** Start of MATERIAL FOR THIS TASK **
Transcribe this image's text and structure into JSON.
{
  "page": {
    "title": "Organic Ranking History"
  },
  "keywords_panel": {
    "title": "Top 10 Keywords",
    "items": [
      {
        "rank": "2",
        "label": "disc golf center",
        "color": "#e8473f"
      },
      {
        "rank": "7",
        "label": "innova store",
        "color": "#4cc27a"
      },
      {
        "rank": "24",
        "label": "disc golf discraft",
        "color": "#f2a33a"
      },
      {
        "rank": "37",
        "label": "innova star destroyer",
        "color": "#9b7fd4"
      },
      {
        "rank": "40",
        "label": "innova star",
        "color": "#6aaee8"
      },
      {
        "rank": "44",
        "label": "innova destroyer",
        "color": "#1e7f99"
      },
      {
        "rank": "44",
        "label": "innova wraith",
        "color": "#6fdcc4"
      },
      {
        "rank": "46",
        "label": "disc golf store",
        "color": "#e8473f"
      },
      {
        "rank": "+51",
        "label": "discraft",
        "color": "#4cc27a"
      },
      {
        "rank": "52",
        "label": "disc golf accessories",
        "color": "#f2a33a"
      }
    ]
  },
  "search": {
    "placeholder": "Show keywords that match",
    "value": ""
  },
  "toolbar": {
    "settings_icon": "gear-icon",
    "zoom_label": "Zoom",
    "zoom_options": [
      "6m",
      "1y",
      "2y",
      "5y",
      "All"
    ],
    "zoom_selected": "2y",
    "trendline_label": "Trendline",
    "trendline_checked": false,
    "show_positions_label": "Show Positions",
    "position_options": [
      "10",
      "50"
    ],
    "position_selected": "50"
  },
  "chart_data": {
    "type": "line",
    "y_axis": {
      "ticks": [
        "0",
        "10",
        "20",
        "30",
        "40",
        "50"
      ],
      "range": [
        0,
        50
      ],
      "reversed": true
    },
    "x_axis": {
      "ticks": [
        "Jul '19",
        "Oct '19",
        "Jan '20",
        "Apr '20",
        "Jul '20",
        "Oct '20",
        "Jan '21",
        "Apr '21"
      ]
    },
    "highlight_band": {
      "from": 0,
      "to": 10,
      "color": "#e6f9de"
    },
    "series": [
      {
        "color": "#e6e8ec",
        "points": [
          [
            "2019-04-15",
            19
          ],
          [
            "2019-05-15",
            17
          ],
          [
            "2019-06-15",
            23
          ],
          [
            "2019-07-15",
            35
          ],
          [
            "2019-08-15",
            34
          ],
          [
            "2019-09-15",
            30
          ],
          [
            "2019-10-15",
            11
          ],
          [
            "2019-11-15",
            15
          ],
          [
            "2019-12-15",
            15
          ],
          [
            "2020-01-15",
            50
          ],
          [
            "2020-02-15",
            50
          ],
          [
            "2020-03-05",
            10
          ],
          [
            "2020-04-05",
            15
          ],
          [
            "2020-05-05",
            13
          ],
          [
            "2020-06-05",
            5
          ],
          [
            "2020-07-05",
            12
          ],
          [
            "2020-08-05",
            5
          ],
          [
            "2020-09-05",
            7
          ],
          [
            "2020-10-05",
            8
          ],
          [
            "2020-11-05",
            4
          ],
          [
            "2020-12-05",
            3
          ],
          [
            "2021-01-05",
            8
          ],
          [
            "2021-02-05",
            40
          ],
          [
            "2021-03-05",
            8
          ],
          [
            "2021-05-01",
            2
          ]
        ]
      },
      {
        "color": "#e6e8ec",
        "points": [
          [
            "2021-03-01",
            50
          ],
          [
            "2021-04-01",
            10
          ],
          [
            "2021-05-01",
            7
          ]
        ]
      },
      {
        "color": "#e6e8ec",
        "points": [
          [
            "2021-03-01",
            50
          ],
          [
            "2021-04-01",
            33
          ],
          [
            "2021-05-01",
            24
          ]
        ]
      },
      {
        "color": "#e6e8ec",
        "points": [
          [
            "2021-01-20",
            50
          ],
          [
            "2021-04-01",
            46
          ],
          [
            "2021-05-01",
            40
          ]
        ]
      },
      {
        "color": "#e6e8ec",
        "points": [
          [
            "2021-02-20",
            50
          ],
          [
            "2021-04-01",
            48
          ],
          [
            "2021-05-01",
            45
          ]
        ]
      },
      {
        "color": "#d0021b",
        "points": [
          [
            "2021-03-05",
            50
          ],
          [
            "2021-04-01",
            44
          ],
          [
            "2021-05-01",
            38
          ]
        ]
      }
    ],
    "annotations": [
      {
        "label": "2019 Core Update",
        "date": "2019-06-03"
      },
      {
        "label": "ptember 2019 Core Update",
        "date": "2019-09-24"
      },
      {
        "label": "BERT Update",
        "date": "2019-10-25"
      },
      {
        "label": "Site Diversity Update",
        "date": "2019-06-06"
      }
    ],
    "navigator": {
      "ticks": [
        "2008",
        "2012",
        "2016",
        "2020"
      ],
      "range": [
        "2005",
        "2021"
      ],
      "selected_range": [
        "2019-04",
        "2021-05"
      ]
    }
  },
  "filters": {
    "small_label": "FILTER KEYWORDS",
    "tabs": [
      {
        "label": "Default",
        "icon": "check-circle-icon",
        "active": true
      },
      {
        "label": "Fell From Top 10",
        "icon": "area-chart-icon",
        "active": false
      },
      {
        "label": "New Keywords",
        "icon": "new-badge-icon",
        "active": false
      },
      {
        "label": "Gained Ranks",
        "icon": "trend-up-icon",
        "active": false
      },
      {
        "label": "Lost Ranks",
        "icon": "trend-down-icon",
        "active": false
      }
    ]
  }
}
** End of MATERIAL FOR THIS TASK **
▶ **WRITTEN TASK**:
Would you give the material above again, complete and exact?

▶ **WRITTEN SOLUTION**:
Transcribe this image's text and structure into JSON.
{
  "page": {
    "title": "Organic Ranking History"
  },
  "keywords_panel": {
    "title": "Top 10 Keywords",
    "items": [
      {
        "rank": "2",
        "label": "disc golf center",
        "color": "#e8473f"
      },
      {
        "rank": "7",
        "label": "innova store",
        "color": "#4cc27a"
      },
      {
        "rank": "24",
        "label": "disc golf discraft",
        "color": "#f2a33a"
      },
      {
        "rank": "37",
        "label": "innova star destroyer",
        "color": "#9b7fd4"
      },
      {
        "rank": "40",
        "label": "innova star",
        "color": "#6aaee8"
      },
      {
        "rank": "44",
        "label": "innova destroyer",
        "color": "#1e7f99"
      },
      {
        "rank": "44",
        "label": "innova wraith",
        "color": "#6fdcc4"
      },
      {
        "rank": "46",
        "label": "disc golf store",
        "color": "#e8473f"
      },
      {
        "rank": "+51",
        "label": "discraft",
        "color": "#4cc27a"
      },
      {
        "rank": "52",
        "label": "disc golf accessories",
        "color": "#f2a33a"
      }
    ]
  },
  "search": {
    "placeholder": "Show keywords that match",
    "value": ""
  },
  "toolbar": {
    "settings_icon": "gear-icon",
    "zoom_label": "Zoom",
    "zoom_options": [
      "6m",
      "1y",
      "2y",
      "5y",
      "All"
    ],
    "zoom_selected": "2y",
    "trendline_label": "Trendline",
    "trendline_checked": false,
    "show_positions_label": "Show Positions",
    "position_options": [
      "10",
      "50"
    ],
    "position_selected": "50"
  },
  "chart_data": {
    "type": "line",
    "y_axis": {
      "ticks": [
        "0",
        "10",
        "20",
        "30",
        "40",
        "50"
      ],
      "range": [
        0,
        50
      ],
      "reversed": true
    },
    "x_axis": {
      "ticks": [
        "Jul '19",
        "Oct '19",
        "Jan '20",
        "Apr '20",
        "Jul '20",
        "Oct '20",
        "Jan '21",
        "Apr '21"
      ]
    },
    "highlight_band": {
      "from": 0,
      "to": 10,
      "color": "#e6f9de"
    },
    "series": [
      {
        "color": "#e6e8ec",
        "points": [
          [
            "2019-04-15",
            19
          ],
          [
            "2019-05-15",
            17
          ],
          [
            "2019-06-15",
            23
          ],
          [
            "2019-07-15",
            35
          ],
          [
            "2019-08-15",
            34
          ],
          [
            "2019-09-15",
            30
          ],
          [
            "2019-10-15",
            11
          ],
          [
            "2019-11-15",
            15
          ],
          [
            "2019-12-15",
            15
          ],
          [
            "2020-01-15",
            50
          ],
          [
            "2020-02-15",
            50
          ],
          [
            "2020-03-05",
            10
          ],
          [
            "2020-04-05",
            15
          ],
          [
            "2020-05-05",
            13
          ],
          [
            "2020-06-05",
            5
          ],
          [
            "2020-07-05",
            12
          ],
          [
            "2020-08-05",
            5
          ],
          [
            "2020-09-05",
            7
          ],
          [
            "2020-10-05",
            8
          ],
          [
            "2020-11-05",
            4
          ],
          [
            "2020-12-05",
            3
          ],
          [
            "2021-01-05",
            8
          ],
          [
            "2021-02-05",
            40
          ],
          [
            "2021-03-05",
            8
          ],
          [
            "2021-05-01",
            2
          ]
        ]
      },
      {
        "color": "#e6e8ec",
        "points": [
          [
            "2021-03-01",
            50
          ],
          [
            "2021-04-01",
            10
          ],
          [
            "2021-05-01",
            7
          ]
        ]
      },
      {
        "color": "#e6e8ec",
        "points": [
          [
            "2021-03-01",
            50
          ],
          [
            "2021-04-01",
            33
          ],
          [
            "2021-05-01",
            24
          ]
        ]
      },
      {
        "color": "#e6e8ec",
        "points": [
          [
            "2021-01-20",
            50
          ],
          [
            "2021-04-01",
            46
          ],
          [
            "2021-05-01",
            40
          ]
        ]
      },
      {
        "color": "#e6e8ec",
        "points": [
          [
            "2021-02-20",
            50
          ],
          [
            "2021-04-01",
            48
          ],
          [
            "2021-05-01",
            45
          ]
        ]
      },
      {
        "color": "#d0021b",
        "points": [
          [
            "2021-03-05",
            50
          ],
          [
            "2021-04-01",
            44
          ],
          [
            "2021-05-01",
            38
          ]
        ]
      }
    ],
    "annotations": [
      {
        "label": "2019 Core Update",
        "date": "2019-06-03"
      },
      {
        "label": "ptember 2019 Core Update",
        "date": "2019-09-24"
      },
      {
        "label": "BERT Update",
        "date": "2019-10-25"
      },
      {
        "label": "Site Diversity Update",
        "date": "2019-06-06"
      }
    ],
    "navigator": {
      "ticks": [
        "2008",
        "2012",
        "2016",
        "2020"
      ],
      "range": [
        "2005",
        "2021"
      ],
      "selected_range": [
        "2019-04",
        "2021-05"
      ]
    }
  },
  "filters": {
    "small_label": "FILTER KEYWORDS",
    "tabs": [
      {
        "label": "Default",
        "icon": "check-circle-icon",
        "active": true
      },
      {
        "label": "Fell From Top 10",
        "icon": "area-chart-icon",
        "active": false
      },
      {
        "label": "New Keywords",
        "icon": "new-badge-icon",
        "active": false
      },
      {
        "label": "Gained Ranks",
        "icon": "trend-up-icon",
        "active": false
      },
      {
        "label": "Lost Ranks",
        "icon": "trend-down-icon",
        "active": false
      }
    ]
  }
}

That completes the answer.